Extracted data entries ->

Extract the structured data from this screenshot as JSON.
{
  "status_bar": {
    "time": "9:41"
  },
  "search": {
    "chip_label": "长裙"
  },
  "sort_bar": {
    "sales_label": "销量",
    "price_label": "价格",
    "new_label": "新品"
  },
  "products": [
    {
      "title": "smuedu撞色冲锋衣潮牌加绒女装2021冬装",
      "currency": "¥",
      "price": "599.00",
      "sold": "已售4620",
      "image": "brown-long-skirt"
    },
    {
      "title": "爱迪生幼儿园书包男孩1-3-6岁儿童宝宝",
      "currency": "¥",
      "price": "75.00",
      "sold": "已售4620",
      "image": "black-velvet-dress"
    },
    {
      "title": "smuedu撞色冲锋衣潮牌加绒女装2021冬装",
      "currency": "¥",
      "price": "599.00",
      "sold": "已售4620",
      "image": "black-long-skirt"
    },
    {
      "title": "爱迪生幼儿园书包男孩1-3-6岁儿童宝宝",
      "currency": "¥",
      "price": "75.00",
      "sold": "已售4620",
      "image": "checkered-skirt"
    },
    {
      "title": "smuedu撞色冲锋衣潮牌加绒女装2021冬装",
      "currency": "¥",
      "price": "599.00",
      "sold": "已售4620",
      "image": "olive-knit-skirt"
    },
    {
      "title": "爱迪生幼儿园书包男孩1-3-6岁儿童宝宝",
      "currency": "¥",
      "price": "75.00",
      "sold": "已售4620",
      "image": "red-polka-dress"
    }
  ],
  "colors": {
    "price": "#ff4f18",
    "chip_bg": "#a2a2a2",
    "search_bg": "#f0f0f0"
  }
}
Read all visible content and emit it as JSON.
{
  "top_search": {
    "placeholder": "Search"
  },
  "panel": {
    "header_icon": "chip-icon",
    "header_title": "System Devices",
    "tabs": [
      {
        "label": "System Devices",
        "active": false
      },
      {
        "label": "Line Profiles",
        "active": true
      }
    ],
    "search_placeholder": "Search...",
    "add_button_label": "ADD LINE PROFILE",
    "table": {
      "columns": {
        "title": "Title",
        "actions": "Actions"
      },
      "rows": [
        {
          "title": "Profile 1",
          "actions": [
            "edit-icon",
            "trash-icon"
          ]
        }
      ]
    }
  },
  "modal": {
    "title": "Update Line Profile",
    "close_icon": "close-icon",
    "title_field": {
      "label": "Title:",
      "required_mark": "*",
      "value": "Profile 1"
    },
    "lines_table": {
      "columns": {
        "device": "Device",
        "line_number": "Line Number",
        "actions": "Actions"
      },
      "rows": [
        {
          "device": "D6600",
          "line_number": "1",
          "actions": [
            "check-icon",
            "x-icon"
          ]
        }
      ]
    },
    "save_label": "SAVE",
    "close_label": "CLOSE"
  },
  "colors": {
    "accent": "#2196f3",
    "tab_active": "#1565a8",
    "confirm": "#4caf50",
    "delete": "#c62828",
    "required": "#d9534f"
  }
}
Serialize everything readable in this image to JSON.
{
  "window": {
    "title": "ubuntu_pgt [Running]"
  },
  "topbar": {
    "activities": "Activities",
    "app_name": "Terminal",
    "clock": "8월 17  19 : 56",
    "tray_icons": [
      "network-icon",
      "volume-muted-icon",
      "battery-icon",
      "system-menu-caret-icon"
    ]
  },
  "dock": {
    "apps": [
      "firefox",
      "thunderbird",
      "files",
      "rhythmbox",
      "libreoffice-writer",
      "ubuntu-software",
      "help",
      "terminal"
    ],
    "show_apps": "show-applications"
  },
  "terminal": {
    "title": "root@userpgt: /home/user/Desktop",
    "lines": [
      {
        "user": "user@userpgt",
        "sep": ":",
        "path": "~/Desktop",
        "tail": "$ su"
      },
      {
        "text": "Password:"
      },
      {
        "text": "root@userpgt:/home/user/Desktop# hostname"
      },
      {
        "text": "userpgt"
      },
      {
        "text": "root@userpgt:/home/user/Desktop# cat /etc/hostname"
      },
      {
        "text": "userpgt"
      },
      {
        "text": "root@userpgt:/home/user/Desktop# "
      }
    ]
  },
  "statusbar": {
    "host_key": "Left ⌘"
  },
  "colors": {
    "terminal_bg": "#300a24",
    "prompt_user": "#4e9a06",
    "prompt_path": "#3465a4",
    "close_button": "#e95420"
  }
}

What to work on -> All of the entries above must be quoted exactly.

Written solution ->
Extract the structured data from this screenshot as JSON.
{
  "status_bar": {
    "time": "9:41"
  },
  "search": {
    "chip_label": "长裙"
  },
  "sort_bar": {
    "sales_label": "销量",
    "price_label": "价格",
    "new_label": "新品"
  },
  "products": [
    {
      "title": "smuedu撞色冲锋衣潮牌加绒女装2021冬装",
      "currency": "¥",
      "price": "599.00",
      "sold": "已售4620",
      "image": "brown-long-skirt"
    },
    {
      "title": "爱迪生幼儿园书包男孩1-3-6岁儿童宝宝",
      "currency": "¥",
      "price": "75.00",
      "sold": "已售4620",
      "image": "black-velvet-dress"
    },
    {
      "title": "smuedu撞色冲锋衣潮牌加绒女装2021冬装",
      "currency": "¥",
      "price": "599.00",
      "sold": "已售4620",
      "image": "black-long-skirt"
    },
    {
      "title": "爱迪生幼儿园书包男孩1-3-6岁儿童宝宝",
      "currency": "¥",
      "price": "75.00",
      "sold": "已售4620",
      "image": "checkered-skirt"
    },
    {
      "title": "smuedu撞色冲锋衣潮牌加绒女装2021冬装",
      "currency": "¥",
      "price": "599.00",
      "sold": "已售4620",
      "image": "olive-knit-skirt"
    },
    {
      "title": "爱迪生幼儿园书包男孩1-3-6岁儿童宝宝",
      "currency": "¥",
      "price": "75.00",
      "sold": "已售4620",
      "image": "red-polka-dress"
    }
  ],
  "colors": {
    "price": "#ff4f18",
    "chip_bg": "#a2a2a2",
    "search_bg": "#f0f0f0"
  }
}
Read all visible content and emit it as JSON.
{
  "top_search": {
    "placeholder": "Search"
  },
  "panel": {
    "header_icon": "chip-icon",
    "header_title": "System Devices",
    "tabs": [
      {
        "label": "System Devices",
        "active": false
      },
      {
        "label": "Line Profiles",
        "active": true
      }
    ],
    "search_placeholder": "Search...",
    "add_button_label": "ADD LINE PROFILE",
    "table": {
      "columns": {
        "title": "Title",
        "actions": "Actions"
      },
      "rows": [
        {
          "title": "Profile 1",
          "actions": [
            "edit-icon",
            "trash-icon"
          ]
        }
      ]
    }
  },
  "modal": {
    "title": "Update Line Profile",
    "close_icon": "close-icon",
    "title_field": {
      "label": "Title:",
      "required_mark": "*",
      "value": "Profile 1"
    },
    "lines_table": {
      "columns": {
        "device": "Device",
        "line_number": "Line Number",
        "actions": "Actions"
      },
      "rows": [
        {
          "device": "D6600",
          "line_number": "1",
          "actions": [
            "check-icon",
            "x-icon"
          ]
        }
      ]
    },
    "save_label": "SAVE",
    "close_label": "CLOSE"
  },
  "colors": {
    "accent": "#2196f3",
    "tab_active": "#1565a8",
    "confirm": "#4caf50",
    "delete": "#c62828",
    "required": "#d9534f"
  }
}
Serialize everything readable in this image to JSON.
{
  "window": {
    "title": "ubuntu_pgt [Running]"
  },
  "topbar": {
    "activities": "Activities",
    "app_name": "Terminal",
    "clock": "8월 17  19 : 56",
    "tray_icons": [
      "network-icon",
      "volume-muted-icon",
      "battery-icon",
      "system-menu-caret-icon"
    ]
  },
  "dock": {
    "apps": [
      "firefox",
      "thunderbird",
      "files",
      "rhythmbox",
      "libreoffice-writer",
      "ubuntu-software",
      "help",
      "terminal"
    ],
    "show_apps": "show-applications"
  },
  "terminal": {
    "title": "root@userpgt: /home/user/Desktop",
    "lines": [
      {
        "user": "user@userpgt",
        "sep": ":",
        "path": "~/Desktop",
        "tail": "$ su"
      },
      {
        "text": "Password:"
      },
      {
        "text": "root@userpgt:/home/user/Desktop# hostname"
      },
      {
        "text": "userpgt"
      },
      {
        "text": "root@userpgt:/home/user/Desktop# cat /etc/hostname"
      },
      {
        "text": "userpgt"
      },
      {
        "text": "root@userpgt:/home/user/Desktop# "
      }
    ]
  },
  "statusbar": {
    "host_key": "Left ⌘"
  },
  "colors": {
    "terminal_bg": "#300a24",
    "prompt_user": "#4e9a06",
    "prompt_path": "#3465a4",
    "close_button": "#e95420"
  }
}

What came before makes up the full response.